§ **BRIEF**
Each line in the entries below that holds the string "left" is to be listed.
<<<<
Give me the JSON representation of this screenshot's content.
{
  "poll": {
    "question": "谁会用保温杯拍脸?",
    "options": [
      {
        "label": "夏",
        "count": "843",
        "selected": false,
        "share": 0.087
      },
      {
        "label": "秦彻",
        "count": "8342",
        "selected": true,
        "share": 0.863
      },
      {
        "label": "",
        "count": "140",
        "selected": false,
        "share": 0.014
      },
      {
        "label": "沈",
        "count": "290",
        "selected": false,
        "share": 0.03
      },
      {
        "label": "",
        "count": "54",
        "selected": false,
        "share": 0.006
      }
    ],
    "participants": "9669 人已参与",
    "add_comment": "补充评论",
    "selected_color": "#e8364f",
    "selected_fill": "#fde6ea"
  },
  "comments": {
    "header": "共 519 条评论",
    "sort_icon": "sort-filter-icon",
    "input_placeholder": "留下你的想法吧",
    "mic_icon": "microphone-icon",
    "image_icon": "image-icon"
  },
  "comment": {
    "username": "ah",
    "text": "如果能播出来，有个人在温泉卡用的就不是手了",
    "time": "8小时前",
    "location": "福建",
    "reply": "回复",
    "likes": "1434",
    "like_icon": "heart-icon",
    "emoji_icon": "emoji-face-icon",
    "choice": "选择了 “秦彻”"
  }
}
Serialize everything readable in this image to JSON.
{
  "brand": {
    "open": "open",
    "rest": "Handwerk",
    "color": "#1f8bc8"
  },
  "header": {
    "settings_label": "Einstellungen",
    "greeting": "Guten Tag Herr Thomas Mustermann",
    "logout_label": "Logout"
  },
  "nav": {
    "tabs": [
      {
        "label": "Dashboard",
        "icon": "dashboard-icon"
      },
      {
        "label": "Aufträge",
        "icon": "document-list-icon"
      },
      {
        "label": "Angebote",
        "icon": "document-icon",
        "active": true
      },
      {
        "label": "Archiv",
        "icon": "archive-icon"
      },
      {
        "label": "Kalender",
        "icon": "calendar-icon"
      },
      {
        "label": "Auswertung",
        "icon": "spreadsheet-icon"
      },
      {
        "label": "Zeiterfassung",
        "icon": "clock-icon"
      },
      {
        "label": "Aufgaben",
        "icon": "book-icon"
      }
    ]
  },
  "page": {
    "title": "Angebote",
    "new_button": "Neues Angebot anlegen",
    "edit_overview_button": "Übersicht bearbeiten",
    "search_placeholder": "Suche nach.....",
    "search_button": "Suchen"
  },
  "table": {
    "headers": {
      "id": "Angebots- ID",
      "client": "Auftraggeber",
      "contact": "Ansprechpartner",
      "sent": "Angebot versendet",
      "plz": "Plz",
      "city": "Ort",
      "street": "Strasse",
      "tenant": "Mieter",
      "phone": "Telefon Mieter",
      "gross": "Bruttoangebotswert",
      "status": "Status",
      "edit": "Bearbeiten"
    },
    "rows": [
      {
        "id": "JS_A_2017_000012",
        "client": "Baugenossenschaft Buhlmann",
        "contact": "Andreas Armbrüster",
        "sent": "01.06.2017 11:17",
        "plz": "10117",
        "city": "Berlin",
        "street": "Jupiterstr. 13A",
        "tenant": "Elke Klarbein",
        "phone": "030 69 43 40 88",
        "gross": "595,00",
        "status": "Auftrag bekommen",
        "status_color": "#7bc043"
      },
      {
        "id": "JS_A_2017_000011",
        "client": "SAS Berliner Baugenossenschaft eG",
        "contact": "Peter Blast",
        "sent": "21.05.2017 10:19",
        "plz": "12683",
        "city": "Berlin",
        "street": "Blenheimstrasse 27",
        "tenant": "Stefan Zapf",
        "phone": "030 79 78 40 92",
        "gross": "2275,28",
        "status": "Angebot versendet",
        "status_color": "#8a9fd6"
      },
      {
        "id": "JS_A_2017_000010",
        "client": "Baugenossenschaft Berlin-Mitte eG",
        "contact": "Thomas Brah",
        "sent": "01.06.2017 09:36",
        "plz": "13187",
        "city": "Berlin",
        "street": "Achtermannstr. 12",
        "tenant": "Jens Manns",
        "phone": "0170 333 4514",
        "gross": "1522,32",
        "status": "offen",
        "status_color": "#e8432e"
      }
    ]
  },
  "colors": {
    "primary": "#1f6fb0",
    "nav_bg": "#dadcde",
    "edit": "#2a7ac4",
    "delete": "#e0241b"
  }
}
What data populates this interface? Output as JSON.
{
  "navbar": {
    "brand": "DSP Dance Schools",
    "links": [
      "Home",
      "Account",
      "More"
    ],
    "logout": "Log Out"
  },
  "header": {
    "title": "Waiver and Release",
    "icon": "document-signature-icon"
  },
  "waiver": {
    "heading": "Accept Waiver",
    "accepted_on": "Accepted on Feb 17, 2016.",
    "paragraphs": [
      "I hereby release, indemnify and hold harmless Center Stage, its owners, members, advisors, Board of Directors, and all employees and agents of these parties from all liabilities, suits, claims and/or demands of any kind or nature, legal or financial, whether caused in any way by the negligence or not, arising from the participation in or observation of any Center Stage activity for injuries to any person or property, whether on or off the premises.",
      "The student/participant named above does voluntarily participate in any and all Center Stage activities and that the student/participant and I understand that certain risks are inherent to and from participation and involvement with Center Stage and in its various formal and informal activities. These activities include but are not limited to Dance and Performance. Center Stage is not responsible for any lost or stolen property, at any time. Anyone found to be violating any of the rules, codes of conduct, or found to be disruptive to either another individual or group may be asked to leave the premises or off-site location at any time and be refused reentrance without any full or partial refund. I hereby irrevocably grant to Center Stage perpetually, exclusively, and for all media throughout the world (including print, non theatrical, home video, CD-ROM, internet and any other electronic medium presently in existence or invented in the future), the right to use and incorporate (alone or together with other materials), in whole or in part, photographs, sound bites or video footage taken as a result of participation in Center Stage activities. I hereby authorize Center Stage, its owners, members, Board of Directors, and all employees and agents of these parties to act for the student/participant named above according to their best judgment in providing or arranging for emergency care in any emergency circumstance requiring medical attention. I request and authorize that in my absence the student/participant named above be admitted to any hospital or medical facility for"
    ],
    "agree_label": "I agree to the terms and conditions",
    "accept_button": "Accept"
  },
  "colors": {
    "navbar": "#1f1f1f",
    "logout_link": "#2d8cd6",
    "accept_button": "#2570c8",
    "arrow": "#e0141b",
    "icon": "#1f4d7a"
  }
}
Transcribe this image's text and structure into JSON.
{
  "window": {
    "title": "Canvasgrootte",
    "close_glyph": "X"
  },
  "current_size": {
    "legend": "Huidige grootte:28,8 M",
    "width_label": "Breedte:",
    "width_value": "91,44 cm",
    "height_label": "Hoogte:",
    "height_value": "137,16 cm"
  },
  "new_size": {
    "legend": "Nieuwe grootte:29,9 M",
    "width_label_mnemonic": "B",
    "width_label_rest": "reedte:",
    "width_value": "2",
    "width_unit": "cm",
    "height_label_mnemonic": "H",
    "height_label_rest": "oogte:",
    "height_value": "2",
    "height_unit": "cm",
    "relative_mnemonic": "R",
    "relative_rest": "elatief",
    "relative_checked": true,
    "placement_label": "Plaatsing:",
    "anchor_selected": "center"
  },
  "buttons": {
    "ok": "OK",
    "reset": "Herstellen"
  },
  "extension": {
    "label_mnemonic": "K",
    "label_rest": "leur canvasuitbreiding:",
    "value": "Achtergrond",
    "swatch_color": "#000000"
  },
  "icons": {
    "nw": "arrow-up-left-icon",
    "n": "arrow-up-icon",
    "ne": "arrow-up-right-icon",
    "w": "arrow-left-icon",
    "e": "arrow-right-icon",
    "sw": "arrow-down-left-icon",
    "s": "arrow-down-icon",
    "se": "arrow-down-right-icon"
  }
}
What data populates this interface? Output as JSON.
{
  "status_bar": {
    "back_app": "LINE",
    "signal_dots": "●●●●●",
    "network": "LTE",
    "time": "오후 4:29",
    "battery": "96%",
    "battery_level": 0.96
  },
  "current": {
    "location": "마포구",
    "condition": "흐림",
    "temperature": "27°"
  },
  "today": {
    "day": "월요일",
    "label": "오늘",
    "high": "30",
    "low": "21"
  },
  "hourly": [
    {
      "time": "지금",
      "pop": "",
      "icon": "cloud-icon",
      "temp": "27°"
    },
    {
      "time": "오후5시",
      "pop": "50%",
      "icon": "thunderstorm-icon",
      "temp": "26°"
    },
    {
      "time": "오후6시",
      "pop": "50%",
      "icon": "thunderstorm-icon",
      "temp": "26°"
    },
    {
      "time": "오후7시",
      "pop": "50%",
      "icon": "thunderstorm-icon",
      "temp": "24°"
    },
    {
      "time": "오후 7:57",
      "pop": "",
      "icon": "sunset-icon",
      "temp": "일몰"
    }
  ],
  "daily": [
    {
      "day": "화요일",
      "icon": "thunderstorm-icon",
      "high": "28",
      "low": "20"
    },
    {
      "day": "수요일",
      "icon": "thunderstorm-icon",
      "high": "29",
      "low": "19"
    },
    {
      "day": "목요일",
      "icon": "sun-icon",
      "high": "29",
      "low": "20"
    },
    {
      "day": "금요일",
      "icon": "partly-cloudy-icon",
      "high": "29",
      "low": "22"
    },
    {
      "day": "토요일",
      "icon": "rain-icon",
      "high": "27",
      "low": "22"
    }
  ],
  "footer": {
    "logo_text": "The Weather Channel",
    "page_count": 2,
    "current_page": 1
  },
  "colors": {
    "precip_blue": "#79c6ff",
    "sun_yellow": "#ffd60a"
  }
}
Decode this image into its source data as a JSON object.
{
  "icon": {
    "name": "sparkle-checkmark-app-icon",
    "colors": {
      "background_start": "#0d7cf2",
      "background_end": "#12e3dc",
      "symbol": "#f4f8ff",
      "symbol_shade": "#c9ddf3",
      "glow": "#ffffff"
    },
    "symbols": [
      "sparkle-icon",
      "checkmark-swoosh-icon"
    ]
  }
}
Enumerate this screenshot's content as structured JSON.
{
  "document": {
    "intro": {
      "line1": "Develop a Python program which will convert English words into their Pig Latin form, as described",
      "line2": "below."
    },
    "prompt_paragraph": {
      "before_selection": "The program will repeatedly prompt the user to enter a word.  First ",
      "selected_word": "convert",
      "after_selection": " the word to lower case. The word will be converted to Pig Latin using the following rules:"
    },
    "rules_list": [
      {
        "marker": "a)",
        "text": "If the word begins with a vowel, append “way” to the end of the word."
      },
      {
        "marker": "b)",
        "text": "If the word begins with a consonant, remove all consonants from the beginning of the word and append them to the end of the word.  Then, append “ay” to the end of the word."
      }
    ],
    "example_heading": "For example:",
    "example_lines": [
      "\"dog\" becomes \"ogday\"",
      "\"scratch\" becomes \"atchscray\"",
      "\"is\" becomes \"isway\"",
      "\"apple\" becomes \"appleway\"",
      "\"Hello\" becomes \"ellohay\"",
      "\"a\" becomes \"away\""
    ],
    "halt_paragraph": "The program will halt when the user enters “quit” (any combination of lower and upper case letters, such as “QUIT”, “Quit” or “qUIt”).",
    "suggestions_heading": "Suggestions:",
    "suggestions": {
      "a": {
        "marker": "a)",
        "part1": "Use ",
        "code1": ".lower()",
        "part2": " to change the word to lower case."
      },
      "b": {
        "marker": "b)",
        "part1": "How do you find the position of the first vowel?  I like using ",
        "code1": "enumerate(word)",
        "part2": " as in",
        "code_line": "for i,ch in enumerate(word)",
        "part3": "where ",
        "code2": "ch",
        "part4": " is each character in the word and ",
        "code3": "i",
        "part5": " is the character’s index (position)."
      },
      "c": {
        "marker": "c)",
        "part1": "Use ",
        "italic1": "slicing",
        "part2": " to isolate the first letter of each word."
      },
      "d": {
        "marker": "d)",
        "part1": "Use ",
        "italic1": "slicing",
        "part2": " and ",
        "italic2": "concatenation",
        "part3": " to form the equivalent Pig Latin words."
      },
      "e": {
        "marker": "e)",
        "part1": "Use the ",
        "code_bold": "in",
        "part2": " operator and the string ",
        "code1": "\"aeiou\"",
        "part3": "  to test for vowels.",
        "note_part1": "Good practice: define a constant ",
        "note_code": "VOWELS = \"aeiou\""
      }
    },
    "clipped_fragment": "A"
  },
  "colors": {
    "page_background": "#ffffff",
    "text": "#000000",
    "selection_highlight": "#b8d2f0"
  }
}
>>>>
§ **RESPONSE TO THE TASK**
    "nw": "arrow-up-left-icon",
    "w": "arrow-left-icon",
    "sw": "arrow-down-left-icon",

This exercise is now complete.